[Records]
%%

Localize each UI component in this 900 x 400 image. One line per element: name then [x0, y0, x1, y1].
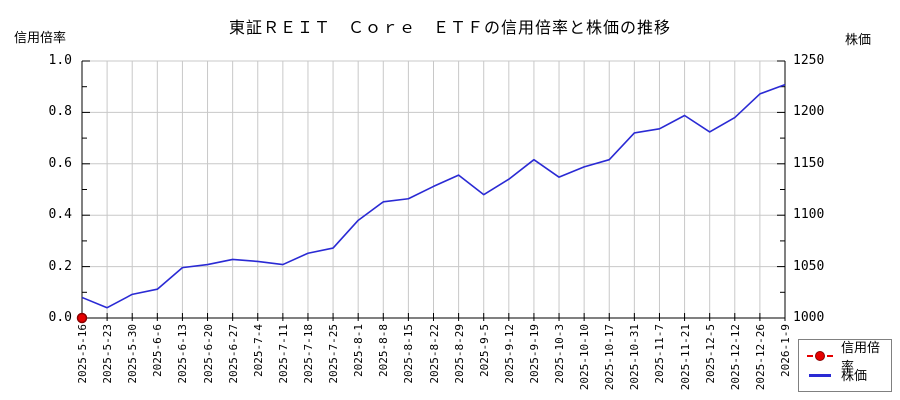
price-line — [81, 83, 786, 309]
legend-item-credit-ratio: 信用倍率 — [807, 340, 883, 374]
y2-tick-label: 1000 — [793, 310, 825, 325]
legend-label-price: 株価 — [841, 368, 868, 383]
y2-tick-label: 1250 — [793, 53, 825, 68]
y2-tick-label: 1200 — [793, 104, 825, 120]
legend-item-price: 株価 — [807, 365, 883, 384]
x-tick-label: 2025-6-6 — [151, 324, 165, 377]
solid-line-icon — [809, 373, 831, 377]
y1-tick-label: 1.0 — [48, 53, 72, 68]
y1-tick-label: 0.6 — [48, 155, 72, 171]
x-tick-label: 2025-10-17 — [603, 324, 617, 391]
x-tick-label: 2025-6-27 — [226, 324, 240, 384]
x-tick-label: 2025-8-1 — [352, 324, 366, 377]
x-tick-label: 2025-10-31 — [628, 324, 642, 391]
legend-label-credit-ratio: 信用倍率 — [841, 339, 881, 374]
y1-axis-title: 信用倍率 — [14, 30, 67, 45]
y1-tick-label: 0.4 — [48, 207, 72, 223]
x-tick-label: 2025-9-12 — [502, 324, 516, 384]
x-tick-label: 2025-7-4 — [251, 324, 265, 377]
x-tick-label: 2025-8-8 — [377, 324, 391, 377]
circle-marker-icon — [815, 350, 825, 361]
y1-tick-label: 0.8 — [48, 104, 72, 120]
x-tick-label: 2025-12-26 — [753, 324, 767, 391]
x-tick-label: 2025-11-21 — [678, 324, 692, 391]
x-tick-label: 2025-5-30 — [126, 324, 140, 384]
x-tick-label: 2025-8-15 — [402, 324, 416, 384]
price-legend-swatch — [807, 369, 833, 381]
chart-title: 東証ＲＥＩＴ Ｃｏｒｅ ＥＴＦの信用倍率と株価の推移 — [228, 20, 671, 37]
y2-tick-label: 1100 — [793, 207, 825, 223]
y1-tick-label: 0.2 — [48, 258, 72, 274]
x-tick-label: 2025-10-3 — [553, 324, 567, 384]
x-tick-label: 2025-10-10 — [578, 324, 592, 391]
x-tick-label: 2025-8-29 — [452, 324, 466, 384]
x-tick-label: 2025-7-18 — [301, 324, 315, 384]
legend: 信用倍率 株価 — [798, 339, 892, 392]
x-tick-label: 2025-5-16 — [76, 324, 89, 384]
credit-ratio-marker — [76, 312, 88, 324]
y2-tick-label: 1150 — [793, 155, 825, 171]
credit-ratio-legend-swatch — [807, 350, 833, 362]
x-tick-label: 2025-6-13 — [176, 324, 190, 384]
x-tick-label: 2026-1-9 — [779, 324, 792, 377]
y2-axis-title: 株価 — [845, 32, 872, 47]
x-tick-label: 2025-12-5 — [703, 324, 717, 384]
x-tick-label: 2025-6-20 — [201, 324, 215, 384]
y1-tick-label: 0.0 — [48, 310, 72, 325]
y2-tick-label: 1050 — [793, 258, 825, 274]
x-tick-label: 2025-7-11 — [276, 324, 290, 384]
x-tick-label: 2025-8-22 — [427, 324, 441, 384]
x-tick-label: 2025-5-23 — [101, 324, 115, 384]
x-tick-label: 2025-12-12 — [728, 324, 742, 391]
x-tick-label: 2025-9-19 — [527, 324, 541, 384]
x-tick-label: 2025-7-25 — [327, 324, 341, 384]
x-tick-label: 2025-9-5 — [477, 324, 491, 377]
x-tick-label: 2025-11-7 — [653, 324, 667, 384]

%%
%%

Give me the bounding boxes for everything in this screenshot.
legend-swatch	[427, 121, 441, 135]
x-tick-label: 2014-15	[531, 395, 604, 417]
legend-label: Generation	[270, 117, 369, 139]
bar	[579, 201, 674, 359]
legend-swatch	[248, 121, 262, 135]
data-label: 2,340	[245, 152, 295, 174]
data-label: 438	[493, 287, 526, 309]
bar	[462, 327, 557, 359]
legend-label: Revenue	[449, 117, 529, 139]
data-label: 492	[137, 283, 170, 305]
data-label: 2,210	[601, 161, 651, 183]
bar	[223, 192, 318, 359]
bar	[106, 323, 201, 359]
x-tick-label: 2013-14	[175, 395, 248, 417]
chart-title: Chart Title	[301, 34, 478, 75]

%%

◆ **Exercise instructions**: Write out the entries word for word, starting with the line that contains "price-line — [81, 83, 786, 309]" and continuing through the line that contains "x-tick-label: 2025-8-1 — [352, 324, 366, 377]", including both of those lines.

◆ **Solution to this problem**:
price-line — [81, 83, 786, 309]
legend-item-credit-ratio: 信用倍率 — [807, 340, 883, 374]
y2-tick-label: 1000 — [793, 310, 825, 325]
legend-label-price: 株価 — [841, 368, 868, 383]
y2-tick-label: 1250 — [793, 53, 825, 68]
y2-tick-label: 1200 — [793, 104, 825, 120]
legend-item-price: 株価 — [807, 365, 883, 384]
x-tick-label: 2025-6-6 — [151, 324, 165, 377]
solid-line-icon — [809, 373, 831, 377]
y1-tick-label: 1.0 — [48, 53, 72, 68]
y1-tick-label: 0.6 — [48, 155, 72, 171]
x-tick-label: 2025-10-17 — [603, 324, 617, 391]
x-tick-label: 2025-6-27 — [226, 324, 240, 384]
x-tick-label: 2025-8-1 — [352, 324, 366, 377]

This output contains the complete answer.